CHALLENGE ▸ Write out all the data again, exactly as it stands.

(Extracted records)
——

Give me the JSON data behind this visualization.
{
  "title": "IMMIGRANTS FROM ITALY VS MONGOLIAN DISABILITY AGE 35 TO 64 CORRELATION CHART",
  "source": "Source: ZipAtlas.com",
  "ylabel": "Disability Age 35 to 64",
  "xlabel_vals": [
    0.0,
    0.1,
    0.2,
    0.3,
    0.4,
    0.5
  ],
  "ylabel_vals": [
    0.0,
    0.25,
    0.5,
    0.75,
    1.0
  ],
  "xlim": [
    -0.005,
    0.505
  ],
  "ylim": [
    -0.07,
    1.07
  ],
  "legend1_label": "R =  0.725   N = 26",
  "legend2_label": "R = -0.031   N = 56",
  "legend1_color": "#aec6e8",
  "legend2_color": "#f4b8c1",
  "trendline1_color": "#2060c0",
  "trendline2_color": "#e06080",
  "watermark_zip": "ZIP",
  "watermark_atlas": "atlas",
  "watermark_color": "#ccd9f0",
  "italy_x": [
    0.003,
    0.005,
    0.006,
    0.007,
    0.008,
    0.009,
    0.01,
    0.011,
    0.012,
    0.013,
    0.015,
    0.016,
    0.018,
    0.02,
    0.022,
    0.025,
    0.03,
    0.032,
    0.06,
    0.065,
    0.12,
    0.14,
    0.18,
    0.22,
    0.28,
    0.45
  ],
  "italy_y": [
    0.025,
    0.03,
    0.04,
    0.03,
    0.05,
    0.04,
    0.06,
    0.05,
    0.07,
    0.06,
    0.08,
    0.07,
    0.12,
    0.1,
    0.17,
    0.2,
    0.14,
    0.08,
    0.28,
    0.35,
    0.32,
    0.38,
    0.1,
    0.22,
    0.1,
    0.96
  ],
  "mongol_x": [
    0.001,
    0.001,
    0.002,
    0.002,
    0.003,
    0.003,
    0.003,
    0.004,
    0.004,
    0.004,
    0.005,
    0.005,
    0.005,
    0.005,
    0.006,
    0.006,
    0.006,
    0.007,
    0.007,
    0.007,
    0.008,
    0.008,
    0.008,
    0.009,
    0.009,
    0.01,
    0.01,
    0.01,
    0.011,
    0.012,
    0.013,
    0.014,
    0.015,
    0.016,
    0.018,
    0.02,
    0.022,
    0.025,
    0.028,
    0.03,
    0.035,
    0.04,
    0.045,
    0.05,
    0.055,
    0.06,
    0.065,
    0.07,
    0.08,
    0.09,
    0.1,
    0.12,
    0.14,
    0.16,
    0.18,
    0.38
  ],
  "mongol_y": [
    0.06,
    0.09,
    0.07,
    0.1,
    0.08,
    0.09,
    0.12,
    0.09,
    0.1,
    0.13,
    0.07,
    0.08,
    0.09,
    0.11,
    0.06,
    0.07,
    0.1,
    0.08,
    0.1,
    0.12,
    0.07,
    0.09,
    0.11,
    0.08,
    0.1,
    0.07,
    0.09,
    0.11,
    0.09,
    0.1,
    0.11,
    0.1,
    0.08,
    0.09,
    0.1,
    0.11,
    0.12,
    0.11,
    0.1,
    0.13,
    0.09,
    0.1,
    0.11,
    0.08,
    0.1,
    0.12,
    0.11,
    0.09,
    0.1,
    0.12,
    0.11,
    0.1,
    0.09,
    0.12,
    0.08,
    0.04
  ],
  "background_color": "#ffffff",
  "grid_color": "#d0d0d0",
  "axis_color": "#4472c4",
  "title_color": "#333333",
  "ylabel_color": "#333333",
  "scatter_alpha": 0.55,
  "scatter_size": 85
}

——

RESULT ▸
Give me the JSON data behind this visualization.
{
  "title": "IMMIGRANTS FROM ITALY VS MONGOLIAN DISABILITY AGE 35 TO 64 CORRELATION CHART",
  "source": "Source: ZipAtlas.com",
  "ylabel": "Disability Age 35 to 64",
  "xlabel_vals": [
    0.0,
    0.1,
    0.2,
    0.3,
    0.4,
    0.5
  ],
  "ylabel_vals": [
    0.0,
    0.25,
    0.5,
    0.75,
    1.0
  ],
  "xlim": [
    -0.005,
    0.505
  ],
  "ylim": [
    -0.07,
    1.07
  ],
  "legend1_label": "R =  0.725   N = 26",
  "legend2_label": "R = -0.031   N = 56",
  "legend1_color": "#aec6e8",
  "legend2_color": "#f4b8c1",
  "trendline1_color": "#2060c0",
  "trendline2_color": "#e06080",
  "watermark_zip": "ZIP",
  "watermark_atlas": "atlas",
  "watermark_color": "#ccd9f0",
  "italy_x": [
    0.003,
    0.005,
    0.006,
    0.007,
    0.008,
    0.009,
    0.01,
    0.011,
    0.012,
    0.013,
    0.015,
    0.016,
    0.018,
    0.02,
    0.022,
    0.025,
    0.03,
    0.032,
    0.06,
    0.065,
    0.12,
    0.14,
    0.18,
    0.22,
    0.28,
    0.45
  ],
  "italy_y": [
    0.025,
    0.03,
    0.04,
    0.03,
    0.05,
    0.04,
    0.06,
    0.05,
    0.07,
    0.06,
    0.08,
    0.07,
    0.12,
    0.1,
    0.17,
    0.2,
    0.14,
    0.08,
    0.28,
    0.35,
    0.32,
    0.38,
    0.1,
    0.22,
    0.1,
    0.96
  ],
  "mongol_x": [
    0.001,
    0.001,
    0.002,
    0.002,
    0.003,
    0.003,
    0.003,
    0.004,
    0.004,
    0.004,
    0.005,
    0.005,
    0.005,
    0.005,
    0.006,
    0.006,
    0.006,
    0.007,
    0.007,
    0.007,
    0.008,
    0.008,
    0.008,
    0.009,
    0.009,
    0.01,
    0.01,
    0.01,
    0.011,
    0.012,
    0.013,
    0.014,
    0.015,
    0.016,
    0.018,
    0.02,
    0.022,
    0.025,
    0.028,
    0.03,
    0.035,
    0.04,
    0.045,
    0.05,
    0.055,
    0.06,
    0.065,
    0.07,
    0.08,
    0.09,
    0.1,
    0.12,
    0.14,
    0.16,
    0.18,
    0.38
  ],
  "mongol_y": [
    0.06,
    0.09,
    0.07,
    0.1,
    0.08,
    0.09,
    0.12,
    0.09,
    0.1,
    0.13,
    0.07,
    0.08,
    0.09,
    0.11,
    0.06,
    0.07,
    0.1,
    0.08,
    0.1,
    0.12,
    0.07,
    0.09,
    0.11,
    0.08,
    0.1,
    0.07,
    0.09,
    0.11,
    0.09,
    0.1,
    0.11,
    0.1,
    0.08,
    0.09,
    0.1,
    0.11,
    0.12,
    0.11,
    0.1,
    0.13,
    0.09,
    0.1,
    0.11,
    0.08,
    0.1,
    0.12,
    0.11,
    0.09,
    0.1,
    0.12,
    0.11,
    0.1,
    0.09,
    0.12,
    0.08,
    0.04
  ],
  "background_color": "#ffffff",
  "grid_color": "#d0d0d0",
  "axis_color": "#4472c4",
  "title_color": "#333333",
  "ylabel_color": "#333333",
  "scatter_alpha": 0.55,
  "scatter_size": 85
}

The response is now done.